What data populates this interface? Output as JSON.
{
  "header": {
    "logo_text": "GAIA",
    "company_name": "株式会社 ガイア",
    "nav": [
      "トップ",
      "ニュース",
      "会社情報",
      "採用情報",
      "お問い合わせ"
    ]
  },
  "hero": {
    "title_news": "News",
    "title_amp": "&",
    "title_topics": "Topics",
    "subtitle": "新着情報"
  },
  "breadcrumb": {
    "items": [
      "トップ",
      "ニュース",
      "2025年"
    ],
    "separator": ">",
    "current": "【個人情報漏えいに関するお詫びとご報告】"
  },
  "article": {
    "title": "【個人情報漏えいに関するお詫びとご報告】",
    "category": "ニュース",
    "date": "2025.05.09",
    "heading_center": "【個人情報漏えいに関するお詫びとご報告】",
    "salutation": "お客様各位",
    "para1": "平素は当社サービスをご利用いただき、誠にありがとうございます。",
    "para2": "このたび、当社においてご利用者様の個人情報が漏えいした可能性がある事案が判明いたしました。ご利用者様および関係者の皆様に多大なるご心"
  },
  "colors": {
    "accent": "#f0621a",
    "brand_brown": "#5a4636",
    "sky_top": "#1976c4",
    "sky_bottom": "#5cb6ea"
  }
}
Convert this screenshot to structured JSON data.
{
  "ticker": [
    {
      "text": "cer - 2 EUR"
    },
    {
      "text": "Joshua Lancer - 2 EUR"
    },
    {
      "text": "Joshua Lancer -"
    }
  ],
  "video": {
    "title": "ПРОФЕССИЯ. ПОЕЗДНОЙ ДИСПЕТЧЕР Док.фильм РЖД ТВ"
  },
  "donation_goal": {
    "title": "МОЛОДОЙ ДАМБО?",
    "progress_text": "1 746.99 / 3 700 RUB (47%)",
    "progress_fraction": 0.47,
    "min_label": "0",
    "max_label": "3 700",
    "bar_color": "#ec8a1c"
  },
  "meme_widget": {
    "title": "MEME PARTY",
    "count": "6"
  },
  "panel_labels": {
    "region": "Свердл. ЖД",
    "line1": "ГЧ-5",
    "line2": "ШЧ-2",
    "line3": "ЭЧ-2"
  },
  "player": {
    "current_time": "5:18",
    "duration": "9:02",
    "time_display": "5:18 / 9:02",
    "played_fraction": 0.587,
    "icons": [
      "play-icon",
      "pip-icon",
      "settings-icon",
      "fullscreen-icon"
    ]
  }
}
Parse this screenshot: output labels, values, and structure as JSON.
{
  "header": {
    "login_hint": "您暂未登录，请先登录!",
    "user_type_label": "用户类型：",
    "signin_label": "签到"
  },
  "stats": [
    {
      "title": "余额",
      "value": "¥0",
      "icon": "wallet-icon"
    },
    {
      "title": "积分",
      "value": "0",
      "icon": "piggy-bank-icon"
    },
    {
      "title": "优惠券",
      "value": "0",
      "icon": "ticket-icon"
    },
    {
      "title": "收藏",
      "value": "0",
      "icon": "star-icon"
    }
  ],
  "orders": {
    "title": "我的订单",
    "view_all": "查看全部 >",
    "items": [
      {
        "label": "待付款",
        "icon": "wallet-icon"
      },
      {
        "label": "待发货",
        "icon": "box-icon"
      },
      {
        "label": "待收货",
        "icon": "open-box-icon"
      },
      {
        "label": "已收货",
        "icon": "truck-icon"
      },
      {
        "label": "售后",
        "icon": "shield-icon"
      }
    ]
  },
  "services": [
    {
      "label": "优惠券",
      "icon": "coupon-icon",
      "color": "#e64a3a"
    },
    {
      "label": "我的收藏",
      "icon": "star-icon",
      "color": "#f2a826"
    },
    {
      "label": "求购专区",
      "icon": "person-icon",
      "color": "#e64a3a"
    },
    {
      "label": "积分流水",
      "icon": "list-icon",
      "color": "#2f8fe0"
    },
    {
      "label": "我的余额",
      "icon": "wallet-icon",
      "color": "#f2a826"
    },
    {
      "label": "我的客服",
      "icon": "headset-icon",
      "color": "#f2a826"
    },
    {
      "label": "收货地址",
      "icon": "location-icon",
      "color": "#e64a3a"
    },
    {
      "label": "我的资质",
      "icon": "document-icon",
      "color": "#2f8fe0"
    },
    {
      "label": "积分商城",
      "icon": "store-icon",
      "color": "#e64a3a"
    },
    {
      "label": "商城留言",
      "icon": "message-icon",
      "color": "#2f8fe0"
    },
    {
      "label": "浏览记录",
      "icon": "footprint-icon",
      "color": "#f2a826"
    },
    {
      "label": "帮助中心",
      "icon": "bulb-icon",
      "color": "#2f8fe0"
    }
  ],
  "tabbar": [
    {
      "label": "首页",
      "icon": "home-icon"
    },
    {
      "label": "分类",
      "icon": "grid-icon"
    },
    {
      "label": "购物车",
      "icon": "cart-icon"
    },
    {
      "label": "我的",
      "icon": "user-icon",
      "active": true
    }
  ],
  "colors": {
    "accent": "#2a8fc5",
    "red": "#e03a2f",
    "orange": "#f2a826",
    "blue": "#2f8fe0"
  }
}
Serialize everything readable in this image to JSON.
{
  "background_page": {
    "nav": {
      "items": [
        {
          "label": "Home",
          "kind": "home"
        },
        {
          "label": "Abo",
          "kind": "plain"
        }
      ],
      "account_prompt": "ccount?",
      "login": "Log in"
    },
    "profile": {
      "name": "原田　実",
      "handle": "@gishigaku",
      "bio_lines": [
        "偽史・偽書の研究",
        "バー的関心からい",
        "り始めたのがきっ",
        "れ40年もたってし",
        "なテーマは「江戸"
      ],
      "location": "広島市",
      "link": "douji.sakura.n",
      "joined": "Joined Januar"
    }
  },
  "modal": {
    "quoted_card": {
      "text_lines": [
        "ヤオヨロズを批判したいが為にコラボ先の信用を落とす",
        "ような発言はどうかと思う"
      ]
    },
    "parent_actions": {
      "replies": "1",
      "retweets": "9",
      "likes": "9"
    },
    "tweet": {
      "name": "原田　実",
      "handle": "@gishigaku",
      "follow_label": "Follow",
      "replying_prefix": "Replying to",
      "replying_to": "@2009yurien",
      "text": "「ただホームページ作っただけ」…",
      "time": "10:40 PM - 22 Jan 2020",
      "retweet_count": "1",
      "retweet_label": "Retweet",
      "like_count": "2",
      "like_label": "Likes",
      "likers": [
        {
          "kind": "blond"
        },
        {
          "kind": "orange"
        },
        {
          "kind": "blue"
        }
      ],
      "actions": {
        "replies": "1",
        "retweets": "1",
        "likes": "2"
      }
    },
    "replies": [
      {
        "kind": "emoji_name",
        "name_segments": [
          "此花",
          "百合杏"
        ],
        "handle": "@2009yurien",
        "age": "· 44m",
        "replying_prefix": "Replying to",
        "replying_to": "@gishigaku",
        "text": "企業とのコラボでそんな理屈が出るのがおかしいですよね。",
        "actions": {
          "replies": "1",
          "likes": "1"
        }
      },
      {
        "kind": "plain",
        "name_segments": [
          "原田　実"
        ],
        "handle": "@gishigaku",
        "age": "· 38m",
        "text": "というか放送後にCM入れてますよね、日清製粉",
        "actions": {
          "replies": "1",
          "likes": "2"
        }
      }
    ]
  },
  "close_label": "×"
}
--------------------------------
Exercise brief – Review the preceding data and report every line that includes the string "Joshua".

Solution to the exercise –
      "text": "Joshua Lancer - 2 EUR"
      "text": "Joshua Lancer -"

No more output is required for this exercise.